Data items
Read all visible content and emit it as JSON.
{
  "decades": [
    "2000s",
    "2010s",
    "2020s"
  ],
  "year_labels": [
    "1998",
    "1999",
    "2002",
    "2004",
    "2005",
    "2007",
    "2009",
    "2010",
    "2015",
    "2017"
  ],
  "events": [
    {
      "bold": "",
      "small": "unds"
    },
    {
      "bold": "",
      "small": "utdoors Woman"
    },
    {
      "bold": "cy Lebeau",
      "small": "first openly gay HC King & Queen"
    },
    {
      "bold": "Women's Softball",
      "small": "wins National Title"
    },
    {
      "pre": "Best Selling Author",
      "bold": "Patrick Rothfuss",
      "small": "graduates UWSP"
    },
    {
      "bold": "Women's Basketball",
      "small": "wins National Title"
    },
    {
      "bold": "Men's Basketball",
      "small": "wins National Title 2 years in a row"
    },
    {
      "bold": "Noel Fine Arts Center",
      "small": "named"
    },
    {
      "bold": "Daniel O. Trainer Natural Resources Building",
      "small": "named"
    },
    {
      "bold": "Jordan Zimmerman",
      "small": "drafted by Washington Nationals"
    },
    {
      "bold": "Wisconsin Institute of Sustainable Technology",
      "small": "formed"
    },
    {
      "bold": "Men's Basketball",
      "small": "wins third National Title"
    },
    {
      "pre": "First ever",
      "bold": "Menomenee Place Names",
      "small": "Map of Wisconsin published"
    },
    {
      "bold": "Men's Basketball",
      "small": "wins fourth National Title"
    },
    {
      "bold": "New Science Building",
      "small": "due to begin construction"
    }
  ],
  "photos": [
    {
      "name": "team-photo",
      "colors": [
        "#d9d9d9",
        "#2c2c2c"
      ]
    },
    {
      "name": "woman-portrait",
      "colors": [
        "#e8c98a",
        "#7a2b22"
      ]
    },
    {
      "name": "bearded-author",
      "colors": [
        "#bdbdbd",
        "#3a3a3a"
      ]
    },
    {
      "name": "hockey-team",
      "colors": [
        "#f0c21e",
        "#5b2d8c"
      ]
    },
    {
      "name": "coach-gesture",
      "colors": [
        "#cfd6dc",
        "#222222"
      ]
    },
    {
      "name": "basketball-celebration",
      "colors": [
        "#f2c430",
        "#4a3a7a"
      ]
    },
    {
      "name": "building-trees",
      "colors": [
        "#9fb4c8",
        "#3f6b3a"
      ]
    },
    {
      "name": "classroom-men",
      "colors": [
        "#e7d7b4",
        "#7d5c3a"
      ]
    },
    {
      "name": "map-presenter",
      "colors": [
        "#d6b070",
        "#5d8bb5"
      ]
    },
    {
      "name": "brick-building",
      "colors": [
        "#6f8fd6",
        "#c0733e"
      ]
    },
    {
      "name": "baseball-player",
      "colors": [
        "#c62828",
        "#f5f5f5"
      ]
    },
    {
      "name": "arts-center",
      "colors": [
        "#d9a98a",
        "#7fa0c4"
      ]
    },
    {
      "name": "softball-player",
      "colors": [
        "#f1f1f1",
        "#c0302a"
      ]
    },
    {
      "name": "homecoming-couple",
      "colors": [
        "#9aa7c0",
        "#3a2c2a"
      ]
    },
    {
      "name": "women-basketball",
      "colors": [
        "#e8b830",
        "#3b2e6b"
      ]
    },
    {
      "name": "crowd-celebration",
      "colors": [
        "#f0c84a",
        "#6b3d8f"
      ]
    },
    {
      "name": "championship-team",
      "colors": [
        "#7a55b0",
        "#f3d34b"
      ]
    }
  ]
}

-- Directions for this task --
The word "team" appears in how many lines of the records? Give the number only.

-- Output for this task --
3